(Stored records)
++++++++++++++++++++
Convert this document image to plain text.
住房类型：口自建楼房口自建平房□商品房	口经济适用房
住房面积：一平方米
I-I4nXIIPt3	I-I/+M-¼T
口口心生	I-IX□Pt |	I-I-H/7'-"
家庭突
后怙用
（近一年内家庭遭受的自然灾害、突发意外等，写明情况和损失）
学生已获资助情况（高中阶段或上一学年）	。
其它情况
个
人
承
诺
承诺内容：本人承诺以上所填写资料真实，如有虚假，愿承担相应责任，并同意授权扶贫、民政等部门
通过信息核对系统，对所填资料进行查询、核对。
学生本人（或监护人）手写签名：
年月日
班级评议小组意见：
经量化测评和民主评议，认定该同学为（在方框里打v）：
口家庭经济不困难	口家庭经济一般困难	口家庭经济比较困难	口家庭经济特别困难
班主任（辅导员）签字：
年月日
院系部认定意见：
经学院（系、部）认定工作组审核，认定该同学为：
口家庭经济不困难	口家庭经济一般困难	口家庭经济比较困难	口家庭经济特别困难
++++++++++++++++++++
## [TASK BRIEF]
Exactly reproduce all of the entries.

## [COMPLETE RESPONSE]
Convert this document image to plain text.
住房类型：口自建楼房口自建平房□商品房	口经济适用房
住房面积：一平方米
I-I4nXIIPt3	I-I/+M-¼T
口口心生	I-IX□Pt |	I-I-H/7'-"
家庭突
后怙用
（近一年内家庭遭受的自然灾害、突发意外等，写明情况和损失）
学生已获资助情况（高中阶段或上一学年）	。
其它情况
个
人
承
诺
承诺内容：本人承诺以上所填写资料真实，如有虚假，愿承担相应责任，并同意授权扶贫、民政等部门
通过信息核对系统，对所填资料进行查询、核对。
学生本人（或监护人）手写签名：
年月日
班级评议小组意见：
经量化测评和民主评议，认定该同学为（在方框里打v）：
口家庭经济不困难	口家庭经济一般困难	口家庭经济比较困难	口家庭经济特别困难
班主任（辅导员）签字：
年月日
院系部认定意见：
经学院（系、部）认定工作组审核，认定该同学为：
口家庭经济不困难	口家庭经济一般困难	口家庭经济比较困难	口家庭经济特别困难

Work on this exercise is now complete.